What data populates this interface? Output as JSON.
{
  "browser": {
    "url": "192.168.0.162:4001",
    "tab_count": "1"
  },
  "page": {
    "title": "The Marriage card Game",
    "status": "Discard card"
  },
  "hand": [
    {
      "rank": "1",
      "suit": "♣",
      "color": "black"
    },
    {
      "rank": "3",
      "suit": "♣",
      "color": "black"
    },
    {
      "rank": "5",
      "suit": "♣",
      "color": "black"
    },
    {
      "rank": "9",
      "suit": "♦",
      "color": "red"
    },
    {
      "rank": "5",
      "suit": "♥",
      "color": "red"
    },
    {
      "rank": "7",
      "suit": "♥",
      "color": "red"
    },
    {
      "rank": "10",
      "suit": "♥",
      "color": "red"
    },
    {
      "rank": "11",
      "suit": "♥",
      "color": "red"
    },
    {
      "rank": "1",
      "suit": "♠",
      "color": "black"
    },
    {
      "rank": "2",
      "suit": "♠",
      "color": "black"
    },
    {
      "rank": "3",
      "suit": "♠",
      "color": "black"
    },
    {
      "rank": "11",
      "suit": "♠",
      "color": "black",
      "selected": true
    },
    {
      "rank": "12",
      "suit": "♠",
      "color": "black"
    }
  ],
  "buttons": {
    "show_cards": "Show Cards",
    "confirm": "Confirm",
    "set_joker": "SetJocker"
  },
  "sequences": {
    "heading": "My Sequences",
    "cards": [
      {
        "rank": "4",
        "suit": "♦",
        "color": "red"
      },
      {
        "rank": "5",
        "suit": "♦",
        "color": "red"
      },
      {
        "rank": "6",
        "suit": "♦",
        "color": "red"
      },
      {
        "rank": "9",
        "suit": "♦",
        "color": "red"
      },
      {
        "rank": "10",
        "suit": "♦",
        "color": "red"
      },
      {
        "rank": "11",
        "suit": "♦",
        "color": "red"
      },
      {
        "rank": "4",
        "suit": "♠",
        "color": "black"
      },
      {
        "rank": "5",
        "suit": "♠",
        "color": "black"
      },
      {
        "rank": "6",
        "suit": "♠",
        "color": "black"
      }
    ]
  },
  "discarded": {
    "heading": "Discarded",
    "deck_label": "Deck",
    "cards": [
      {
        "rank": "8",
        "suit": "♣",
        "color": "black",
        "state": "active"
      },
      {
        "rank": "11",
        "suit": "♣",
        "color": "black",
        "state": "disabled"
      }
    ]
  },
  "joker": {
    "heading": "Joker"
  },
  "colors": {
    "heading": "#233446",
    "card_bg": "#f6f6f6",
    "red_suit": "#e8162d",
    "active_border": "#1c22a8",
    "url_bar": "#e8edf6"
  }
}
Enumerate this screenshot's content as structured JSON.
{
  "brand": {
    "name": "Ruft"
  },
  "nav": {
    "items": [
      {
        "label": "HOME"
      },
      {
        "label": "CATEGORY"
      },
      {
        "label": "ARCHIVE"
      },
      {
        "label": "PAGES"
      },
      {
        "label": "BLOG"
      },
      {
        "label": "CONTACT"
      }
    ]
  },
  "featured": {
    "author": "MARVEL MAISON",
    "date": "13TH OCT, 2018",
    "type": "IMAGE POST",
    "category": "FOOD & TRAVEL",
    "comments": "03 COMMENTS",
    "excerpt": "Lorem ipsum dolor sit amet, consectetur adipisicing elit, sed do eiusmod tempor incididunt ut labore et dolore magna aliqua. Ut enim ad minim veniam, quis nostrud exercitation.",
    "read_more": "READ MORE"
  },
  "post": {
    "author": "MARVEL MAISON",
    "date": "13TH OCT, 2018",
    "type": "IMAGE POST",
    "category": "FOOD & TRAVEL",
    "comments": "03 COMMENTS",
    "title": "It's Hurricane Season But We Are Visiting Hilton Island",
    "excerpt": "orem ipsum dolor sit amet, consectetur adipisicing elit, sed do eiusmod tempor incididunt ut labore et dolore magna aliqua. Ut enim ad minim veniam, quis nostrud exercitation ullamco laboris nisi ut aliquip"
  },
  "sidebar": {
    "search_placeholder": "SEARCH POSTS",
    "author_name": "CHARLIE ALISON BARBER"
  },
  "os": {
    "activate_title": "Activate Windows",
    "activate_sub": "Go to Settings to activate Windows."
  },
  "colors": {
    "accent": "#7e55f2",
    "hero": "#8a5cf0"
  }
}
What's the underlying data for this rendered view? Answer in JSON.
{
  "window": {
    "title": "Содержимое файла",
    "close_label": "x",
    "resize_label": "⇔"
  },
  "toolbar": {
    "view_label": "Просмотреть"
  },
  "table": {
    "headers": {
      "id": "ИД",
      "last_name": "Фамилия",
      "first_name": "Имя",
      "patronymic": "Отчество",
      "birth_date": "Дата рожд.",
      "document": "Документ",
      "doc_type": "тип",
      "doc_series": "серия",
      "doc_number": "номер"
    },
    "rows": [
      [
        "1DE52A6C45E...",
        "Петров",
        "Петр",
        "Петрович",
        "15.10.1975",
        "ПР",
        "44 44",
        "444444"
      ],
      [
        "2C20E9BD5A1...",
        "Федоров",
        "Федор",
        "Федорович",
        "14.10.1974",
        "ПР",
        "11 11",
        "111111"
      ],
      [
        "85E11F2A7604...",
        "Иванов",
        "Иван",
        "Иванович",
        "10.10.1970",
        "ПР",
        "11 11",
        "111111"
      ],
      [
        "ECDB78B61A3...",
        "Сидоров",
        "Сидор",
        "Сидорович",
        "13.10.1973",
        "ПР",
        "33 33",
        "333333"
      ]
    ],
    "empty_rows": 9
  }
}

§

All of the entries above should be written out again exactly.

§ **CORRECT RESPONSE**:
What data populates this interface? Output as JSON.
{
  "browser": {
    "url": "192.168.0.162:4001",
    "tab_count": "1"
  },
  "page": {
    "title": "The Marriage card Game",
    "status": "Discard card"
  },
  "hand": [
    {
      "rank": "1",
      "suit": "♣",
      "color": "black"
    },
    {
      "rank": "3",
      "suit": "♣",
      "color": "black"
    },
    {
      "rank": "5",
      "suit": "♣",
      "color": "black"
    },
    {
      "rank": "9",
      "suit": "♦",
      "color": "red"
    },
    {
      "rank": "5",
      "suit": "♥",
      "color": "red"
    },
    {
      "rank": "7",
      "suit": "♥",
      "color": "red"
    },
    {
      "rank": "10",
      "suit": "♥",
      "color": "red"
    },
    {
      "rank": "11",
      "suit": "♥",
      "color": "red"
    },
    {
      "rank": "1",
      "suit": "♠",
      "color": "black"
    },
    {
      "rank": "2",
      "suit": "♠",
      "color": "black"
    },
    {
      "rank": "3",
      "suit": "♠",
      "color": "black"
    },
    {
      "rank": "11",
      "suit": "♠",
      "color": "black",
      "selected": true
    },
    {
      "rank": "12",
      "suit": "♠",
      "color": "black"
    }
  ],
  "buttons": {
    "show_cards": "Show Cards",
    "confirm": "Confirm",
    "set_joker": "SetJocker"
  },
  "sequences": {
    "heading": "My Sequences",
    "cards": [
      {
        "rank": "4",
        "suit": "♦",
        "color": "red"
      },
      {
        "rank": "5",
        "suit": "♦",
        "color": "red"
      },
      {
        "rank": "6",
        "suit": "♦",
        "color": "red"
      },
      {
        "rank": "9",
        "suit": "♦",
        "color": "red"
      },
      {
        "rank": "10",
        "suit": "♦",
        "color": "red"
      },
      {
        "rank": "11",
        "suit": "♦",
        "color": "red"
      },
      {
        "rank": "4",
        "suit": "♠",
        "color": "black"
      },
      {
        "rank": "5",
        "suit": "♠",
        "color": "black"
      },
      {
        "rank": "6",
        "suit": "♠",
        "color": "black"
      }
    ]
  },
  "discarded": {
    "heading": "Discarded",
    "deck_label": "Deck",
    "cards": [
      {
        "rank": "8",
        "suit": "♣",
        "color": "black",
        "state": "active"
      },
      {
        "rank": "11",
        "suit": "♣",
        "color": "black",
        "state": "disabled"
      }
    ]
  },
  "joker": {
    "heading": "Joker"
  },
  "colors": {
    "heading": "#233446",
    "card_bg": "#f6f6f6",
    "red_suit": "#e8162d",
    "active_border": "#1c22a8",
    "url_bar": "#e8edf6"
  }
}
Enumerate this screenshot's content as structured JSON.
{
  "brand": {
    "name": "Ruft"
  },
  "nav": {
    "items": [
      {
        "label": "HOME"
      },
      {
        "label": "CATEGORY"
      },
      {
        "label": "ARCHIVE"
      },
      {
        "label": "PAGES"
      },
      {
        "label": "BLOG"
      },
      {
        "label": "CONTACT"
      }
    ]
  },
  "featured": {
    "author": "MARVEL MAISON",
    "date": "13TH OCT, 2018",
    "type": "IMAGE POST",
    "category": "FOOD & TRAVEL",
    "comments": "03 COMMENTS",
    "excerpt": "Lorem ipsum dolor sit amet, consectetur adipisicing elit, sed do eiusmod tempor incididunt ut labore et dolore magna aliqua. Ut enim ad minim veniam, quis nostrud exercitation.",
    "read_more": "READ MORE"
  },
  "post": {
    "author": "MARVEL MAISON",
    "date": "13TH OCT, 2018",
    "type": "IMAGE POST",
    "category": "FOOD & TRAVEL",
    "comments": "03 COMMENTS",
    "title": "It's Hurricane Season But We Are Visiting Hilton Island",
    "excerpt": "orem ipsum dolor sit amet, consectetur adipisicing elit, sed do eiusmod tempor incididunt ut labore et dolore magna aliqua. Ut enim ad minim veniam, quis nostrud exercitation ullamco laboris nisi ut aliquip"
  },
  "sidebar": {
    "search_placeholder": "SEARCH POSTS",
    "author_name": "CHARLIE ALISON BARBER"
  },
  "os": {
    "activate_title": "Activate Windows",
    "activate_sub": "Go to Settings to activate Windows."
  },
  "colors": {
    "accent": "#7e55f2",
    "hero": "#8a5cf0"
  }
}
What's the underlying data for this rendered view? Answer in JSON.
{
  "window": {
    "title": "Содержимое файла",
    "close_label": "x",
    "resize_label": "⇔"
  },
  "toolbar": {
    "view_label": "Просмотреть"
  },
  "table": {
    "headers": {
      "id": "ИД",
      "last_name": "Фамилия",
      "first_name": "Имя",
      "patronymic": "Отчество",
      "birth_date": "Дата рожд.",
      "document": "Документ",
      "doc_type": "тип",
      "doc_series": "серия",
      "doc_number": "номер"
    },
    "rows": [
      [
        "1DE52A6C45E...",
        "Петров",
        "Петр",
        "Петрович",
        "15.10.1975",
        "ПР",
        "44 44",
        "444444"
      ],
      [
        "2C20E9BD5A1...",
        "Федоров",
        "Федор",
        "Федорович",
        "14.10.1974",
        "ПР",
        "11 11",
        "111111"
      ],
      [
        "85E11F2A7604...",
        "Иванов",
        "Иван",
        "Иванович",
        "10.10.1970",
        "ПР",
        "11 11",
        "111111"
      ],
      [
        "ECDB78B61A3...",
        "Сидоров",
        "Сидор",
        "Сидорович",
        "13.10.1973",
        "ПР",
        "33 33",
        "333333"
      ]
    ],
    "empty_rows": 9
  }
}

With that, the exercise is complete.